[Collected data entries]
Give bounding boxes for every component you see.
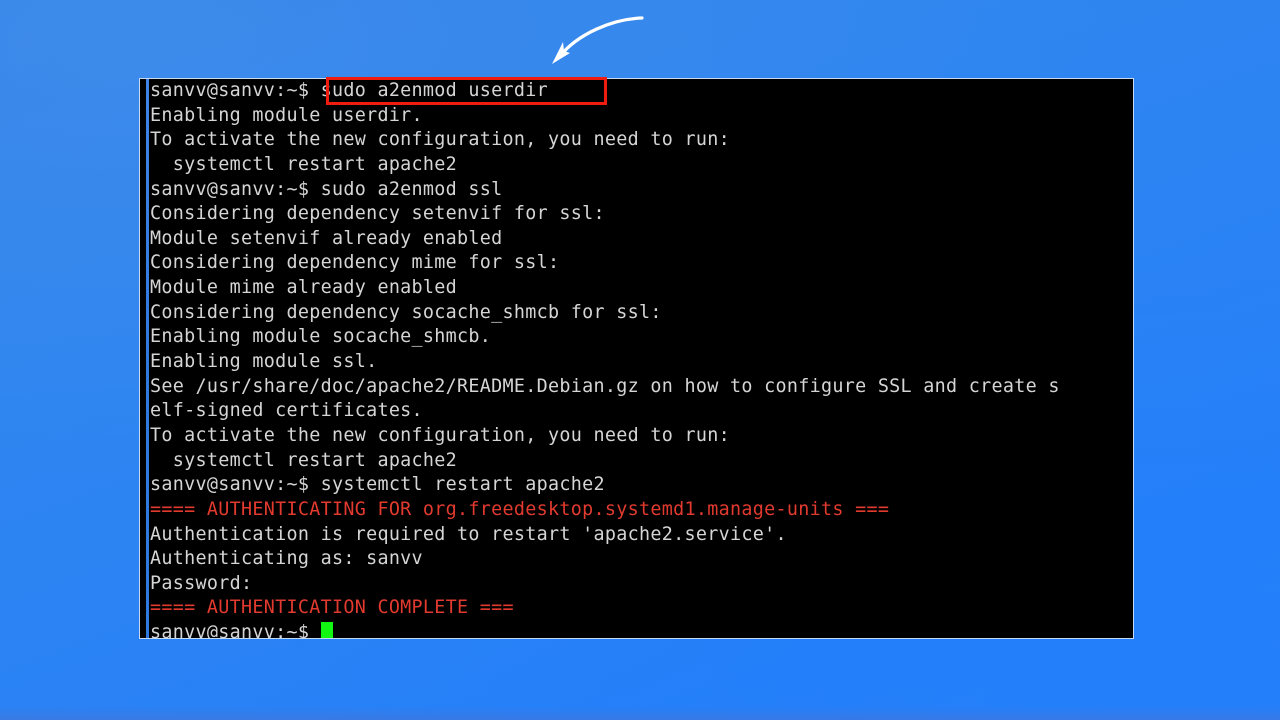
terminal-line: To activate the new configuration, you n… [150,129,730,151]
terminal-line: systemctl restart apache2 [150,449,458,471]
screenshot-root: sanvv@sanvv:~$ sudo a2enmod userdir Enab… [0,0,1280,720]
terminal-output-area[interactable]: sanvv@sanvv:~$ sudo a2enmod userdir Enab… [150,79,1133,638]
terminal-line: Considering dependency socache_shmcb for… [150,301,662,323]
terminal-line-auth-complete: ==== AUTHENTICATION COMPLETE === [150,597,514,619]
desktop-background-band [0,706,1280,720]
terminal-line: sanvv@sanvv:~$ sudo a2enmod userdir [150,80,549,101]
terminal-left-rail [146,79,149,638]
terminal-line: Authentication is required to restart 'a… [150,523,787,545]
terminal-line: sanvv@sanvv:~$ systemctl restart apache2 [150,474,605,496]
terminal-line: Considering dependency setenvif for ssl: [150,203,605,225]
annotation-arrow-icon [552,16,644,64]
terminal-window[interactable]: sanvv@sanvv:~$ sudo a2enmod userdir Enab… [140,79,1133,638]
terminal-line: Enabling module userdir. [150,104,423,126]
terminal-line: To activate the new configuration, you n… [150,424,730,446]
terminal-line-password-prompt: Password: [150,572,253,594]
terminal-cursor [320,622,333,638]
terminal-line: elf-signed certificates. [150,400,423,422]
terminal-prompt-text: sanvv@sanvv:~$ [150,622,321,638]
terminal-line: See /usr/share/doc/apache2/README.Debian… [150,375,1060,397]
terminal-line: systemctl restart apache2 [150,153,458,175]
terminal-line-auth-start: ==== AUTHENTICATING FOR org.freedesktop.… [150,498,890,520]
terminal-line: Module setenvif already enabled [150,227,503,249]
terminal-line: Authenticating as: sanvv [150,548,423,570]
terminal-line: Enabling module ssl. [150,351,378,373]
terminal-line: Considering dependency mime for ssl: [150,252,560,274]
terminal-prompt-line[interactable]: sanvv@sanvv:~$ [150,621,1133,638]
terminal-line: Enabling module socache_shmcb. [150,326,492,348]
terminal-line: sanvv@sanvv:~$ sudo a2enmod ssl [150,178,503,200]
terminal-line: Module mime already enabled [150,277,458,299]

[Your task] Count the lines in the listing above that contain the string "interactable", matching case exactly, and give only the number.

[The solution] 3